>> Begin Task data
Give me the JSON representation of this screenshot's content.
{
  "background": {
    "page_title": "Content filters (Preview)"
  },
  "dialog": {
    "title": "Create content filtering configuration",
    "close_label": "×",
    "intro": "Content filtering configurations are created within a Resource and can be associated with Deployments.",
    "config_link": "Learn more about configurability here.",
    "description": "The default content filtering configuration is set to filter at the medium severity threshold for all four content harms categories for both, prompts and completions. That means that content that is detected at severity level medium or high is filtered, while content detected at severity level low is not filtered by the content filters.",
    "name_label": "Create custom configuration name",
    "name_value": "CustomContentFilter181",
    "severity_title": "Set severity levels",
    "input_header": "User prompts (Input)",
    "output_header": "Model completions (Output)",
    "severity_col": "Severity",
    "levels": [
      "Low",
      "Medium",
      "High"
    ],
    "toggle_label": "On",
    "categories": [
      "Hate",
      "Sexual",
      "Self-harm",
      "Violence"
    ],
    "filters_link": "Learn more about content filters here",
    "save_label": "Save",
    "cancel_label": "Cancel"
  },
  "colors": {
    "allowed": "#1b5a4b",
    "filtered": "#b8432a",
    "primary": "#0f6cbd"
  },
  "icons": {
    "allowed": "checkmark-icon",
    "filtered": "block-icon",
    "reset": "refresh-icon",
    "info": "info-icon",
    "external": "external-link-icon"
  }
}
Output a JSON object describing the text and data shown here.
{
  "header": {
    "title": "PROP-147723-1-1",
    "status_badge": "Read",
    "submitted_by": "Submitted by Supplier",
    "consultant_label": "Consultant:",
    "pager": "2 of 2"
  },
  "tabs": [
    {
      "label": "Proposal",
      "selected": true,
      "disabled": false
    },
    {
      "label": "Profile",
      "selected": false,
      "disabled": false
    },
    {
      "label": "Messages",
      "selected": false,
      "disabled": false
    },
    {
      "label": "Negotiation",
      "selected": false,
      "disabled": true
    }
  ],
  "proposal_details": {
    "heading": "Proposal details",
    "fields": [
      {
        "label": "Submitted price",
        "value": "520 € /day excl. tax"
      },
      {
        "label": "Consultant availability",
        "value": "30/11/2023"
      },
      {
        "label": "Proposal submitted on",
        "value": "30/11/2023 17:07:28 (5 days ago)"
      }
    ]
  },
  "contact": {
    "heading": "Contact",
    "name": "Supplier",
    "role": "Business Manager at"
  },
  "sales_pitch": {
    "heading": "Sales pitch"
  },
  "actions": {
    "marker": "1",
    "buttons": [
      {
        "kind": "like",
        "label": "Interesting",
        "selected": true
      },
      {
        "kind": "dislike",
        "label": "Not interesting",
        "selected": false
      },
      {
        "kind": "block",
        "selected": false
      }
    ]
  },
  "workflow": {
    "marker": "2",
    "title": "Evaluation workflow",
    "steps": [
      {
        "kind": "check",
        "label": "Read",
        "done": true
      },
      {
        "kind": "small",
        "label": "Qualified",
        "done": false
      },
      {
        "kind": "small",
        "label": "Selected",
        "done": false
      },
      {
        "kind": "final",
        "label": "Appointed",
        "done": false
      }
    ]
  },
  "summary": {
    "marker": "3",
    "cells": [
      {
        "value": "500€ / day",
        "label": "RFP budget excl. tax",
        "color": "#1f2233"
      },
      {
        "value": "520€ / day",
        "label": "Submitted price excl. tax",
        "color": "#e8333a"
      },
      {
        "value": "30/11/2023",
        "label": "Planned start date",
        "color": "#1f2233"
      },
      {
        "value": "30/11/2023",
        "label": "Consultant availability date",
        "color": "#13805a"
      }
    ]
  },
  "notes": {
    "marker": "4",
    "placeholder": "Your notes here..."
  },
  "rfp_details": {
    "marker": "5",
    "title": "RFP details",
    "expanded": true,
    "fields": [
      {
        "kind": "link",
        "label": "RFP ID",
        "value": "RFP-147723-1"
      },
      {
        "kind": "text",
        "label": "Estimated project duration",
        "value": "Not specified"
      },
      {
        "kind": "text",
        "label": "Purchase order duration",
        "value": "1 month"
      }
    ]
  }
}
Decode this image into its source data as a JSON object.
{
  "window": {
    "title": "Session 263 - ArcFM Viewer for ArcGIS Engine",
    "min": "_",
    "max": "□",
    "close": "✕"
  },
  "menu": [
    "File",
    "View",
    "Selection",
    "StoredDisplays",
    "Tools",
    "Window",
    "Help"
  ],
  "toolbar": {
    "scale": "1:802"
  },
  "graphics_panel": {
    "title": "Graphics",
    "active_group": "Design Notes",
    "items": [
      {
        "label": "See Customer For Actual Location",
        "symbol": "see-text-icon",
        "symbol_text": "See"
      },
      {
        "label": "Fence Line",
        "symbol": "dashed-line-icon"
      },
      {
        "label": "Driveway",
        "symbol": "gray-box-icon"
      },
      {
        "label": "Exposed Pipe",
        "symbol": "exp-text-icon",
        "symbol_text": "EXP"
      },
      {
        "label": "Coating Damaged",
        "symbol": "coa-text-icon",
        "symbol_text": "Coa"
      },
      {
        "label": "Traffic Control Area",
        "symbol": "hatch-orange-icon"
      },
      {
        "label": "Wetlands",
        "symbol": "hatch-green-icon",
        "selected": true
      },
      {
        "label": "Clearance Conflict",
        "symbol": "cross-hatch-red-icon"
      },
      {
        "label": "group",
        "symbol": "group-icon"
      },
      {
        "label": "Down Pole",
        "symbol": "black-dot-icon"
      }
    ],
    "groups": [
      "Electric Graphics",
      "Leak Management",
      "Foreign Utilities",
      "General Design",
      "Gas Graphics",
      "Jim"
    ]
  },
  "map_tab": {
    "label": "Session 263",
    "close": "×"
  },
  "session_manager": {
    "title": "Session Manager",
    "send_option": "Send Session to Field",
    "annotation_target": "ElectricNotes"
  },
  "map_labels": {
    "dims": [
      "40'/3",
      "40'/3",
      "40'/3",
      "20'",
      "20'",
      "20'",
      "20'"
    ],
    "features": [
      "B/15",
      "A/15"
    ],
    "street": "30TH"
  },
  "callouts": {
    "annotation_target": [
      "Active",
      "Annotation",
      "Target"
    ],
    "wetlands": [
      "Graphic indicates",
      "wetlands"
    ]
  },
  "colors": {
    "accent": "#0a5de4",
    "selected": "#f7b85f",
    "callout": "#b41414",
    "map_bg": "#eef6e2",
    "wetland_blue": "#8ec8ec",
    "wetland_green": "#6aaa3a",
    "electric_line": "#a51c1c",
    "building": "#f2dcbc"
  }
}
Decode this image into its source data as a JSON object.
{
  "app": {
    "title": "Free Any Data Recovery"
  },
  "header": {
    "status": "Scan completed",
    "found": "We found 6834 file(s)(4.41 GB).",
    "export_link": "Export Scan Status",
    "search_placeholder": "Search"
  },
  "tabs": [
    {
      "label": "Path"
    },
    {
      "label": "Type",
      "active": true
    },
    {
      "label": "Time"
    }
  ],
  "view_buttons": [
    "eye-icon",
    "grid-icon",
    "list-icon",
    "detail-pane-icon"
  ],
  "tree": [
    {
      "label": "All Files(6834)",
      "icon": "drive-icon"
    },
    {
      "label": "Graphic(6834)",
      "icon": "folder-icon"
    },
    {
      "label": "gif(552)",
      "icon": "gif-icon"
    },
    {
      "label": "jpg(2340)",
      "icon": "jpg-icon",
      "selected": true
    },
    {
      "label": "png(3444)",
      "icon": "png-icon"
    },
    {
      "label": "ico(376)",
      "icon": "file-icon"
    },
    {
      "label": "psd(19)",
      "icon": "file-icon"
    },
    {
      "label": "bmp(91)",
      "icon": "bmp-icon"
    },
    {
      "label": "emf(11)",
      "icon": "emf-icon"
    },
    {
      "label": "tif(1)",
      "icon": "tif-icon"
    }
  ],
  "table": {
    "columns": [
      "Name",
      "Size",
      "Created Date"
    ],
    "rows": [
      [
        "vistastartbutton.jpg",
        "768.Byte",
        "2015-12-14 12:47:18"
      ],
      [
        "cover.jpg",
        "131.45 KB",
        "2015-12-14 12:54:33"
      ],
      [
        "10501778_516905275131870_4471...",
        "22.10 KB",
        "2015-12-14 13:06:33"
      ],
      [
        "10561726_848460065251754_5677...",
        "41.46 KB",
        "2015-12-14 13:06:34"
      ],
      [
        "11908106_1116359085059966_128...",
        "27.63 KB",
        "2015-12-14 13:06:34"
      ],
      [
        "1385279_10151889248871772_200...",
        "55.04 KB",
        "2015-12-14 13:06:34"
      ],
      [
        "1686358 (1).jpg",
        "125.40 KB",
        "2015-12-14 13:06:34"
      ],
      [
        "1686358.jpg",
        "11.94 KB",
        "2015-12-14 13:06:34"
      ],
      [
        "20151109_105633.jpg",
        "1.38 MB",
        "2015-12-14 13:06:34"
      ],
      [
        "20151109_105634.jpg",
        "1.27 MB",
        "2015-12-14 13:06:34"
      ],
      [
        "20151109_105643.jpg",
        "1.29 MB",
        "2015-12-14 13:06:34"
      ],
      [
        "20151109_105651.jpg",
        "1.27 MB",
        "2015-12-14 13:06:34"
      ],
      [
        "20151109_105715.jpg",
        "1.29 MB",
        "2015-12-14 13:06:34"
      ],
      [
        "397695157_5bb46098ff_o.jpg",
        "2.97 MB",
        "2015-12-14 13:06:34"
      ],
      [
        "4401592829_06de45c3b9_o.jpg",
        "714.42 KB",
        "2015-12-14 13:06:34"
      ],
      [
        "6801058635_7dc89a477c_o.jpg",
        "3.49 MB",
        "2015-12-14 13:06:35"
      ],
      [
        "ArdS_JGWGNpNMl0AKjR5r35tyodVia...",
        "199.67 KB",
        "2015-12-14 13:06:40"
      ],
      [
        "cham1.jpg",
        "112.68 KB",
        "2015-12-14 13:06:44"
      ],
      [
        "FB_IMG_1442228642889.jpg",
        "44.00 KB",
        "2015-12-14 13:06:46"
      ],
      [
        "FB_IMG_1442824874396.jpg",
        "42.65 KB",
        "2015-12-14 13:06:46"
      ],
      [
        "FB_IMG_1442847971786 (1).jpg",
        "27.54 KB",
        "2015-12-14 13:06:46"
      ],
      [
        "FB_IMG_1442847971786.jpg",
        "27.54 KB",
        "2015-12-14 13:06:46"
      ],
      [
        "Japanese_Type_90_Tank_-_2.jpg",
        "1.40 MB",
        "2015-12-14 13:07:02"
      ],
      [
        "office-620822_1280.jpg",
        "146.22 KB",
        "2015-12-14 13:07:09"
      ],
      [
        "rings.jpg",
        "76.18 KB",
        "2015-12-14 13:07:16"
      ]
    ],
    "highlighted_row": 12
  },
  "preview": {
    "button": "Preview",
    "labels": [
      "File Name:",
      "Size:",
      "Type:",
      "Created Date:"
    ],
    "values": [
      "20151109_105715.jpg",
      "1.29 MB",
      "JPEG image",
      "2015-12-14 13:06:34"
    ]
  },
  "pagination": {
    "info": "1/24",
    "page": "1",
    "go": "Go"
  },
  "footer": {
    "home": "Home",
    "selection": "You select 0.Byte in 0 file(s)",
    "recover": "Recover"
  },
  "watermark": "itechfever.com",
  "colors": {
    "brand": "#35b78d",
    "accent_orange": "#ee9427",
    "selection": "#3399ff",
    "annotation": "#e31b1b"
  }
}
>> End Task data
## Task description:
Answer with one number only: how many lines above contain the word "Learn".

## Answer to the problem:
2